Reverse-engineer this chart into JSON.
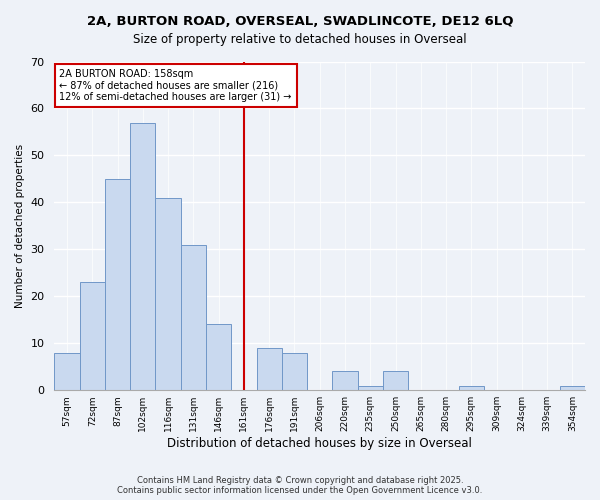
{
  "title1": "2A, BURTON ROAD, OVERSEAL, SWADLINCOTE, DE12 6LQ",
  "title2": "Size of property relative to detached houses in Overseal",
  "xlabel": "Distribution of detached houses by size in Overseal",
  "ylabel": "Number of detached properties",
  "bar_color": "#c9d9ef",
  "bar_edge_color": "#7097c8",
  "categories": [
    "57sqm",
    "72sqm",
    "87sqm",
    "102sqm",
    "116sqm",
    "131sqm",
    "146sqm",
    "161sqm",
    "176sqm",
    "191sqm",
    "206sqm",
    "220sqm",
    "235sqm",
    "250sqm",
    "265sqm",
    "280sqm",
    "295sqm",
    "309sqm",
    "324sqm",
    "339sqm",
    "354sqm"
  ],
  "values": [
    8,
    23,
    45,
    57,
    41,
    31,
    14,
    0,
    9,
    8,
    0,
    4,
    1,
    4,
    0,
    0,
    1,
    0,
    0,
    0,
    1
  ],
  "ylim": [
    0,
    70
  ],
  "yticks": [
    0,
    10,
    20,
    30,
    40,
    50,
    60,
    70
  ],
  "vline_x": 7,
  "vline_color": "#cc0000",
  "annotation_title": "2A BURTON ROAD: 158sqm",
  "annotation_line1": "← 87% of detached houses are smaller (216)",
  "annotation_line2": "12% of semi-detached houses are larger (31) →",
  "annotation_box_color": "#ffffff",
  "annotation_box_edge": "#cc0000",
  "bg_color": "#eef2f8",
  "footer1": "Contains HM Land Registry data © Crown copyright and database right 2025.",
  "footer2": "Contains public sector information licensed under the Open Government Licence v3.0."
}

Instructions for the task - Go through the records and copy each line with "BURTON" in it.

Solution to this problem -
  "title1": "2A, BURTON ROAD, OVERSEAL, SWADLINCOTE, DE12 6LQ",
  "annotation_title": "2A BURTON ROAD: 158sqm",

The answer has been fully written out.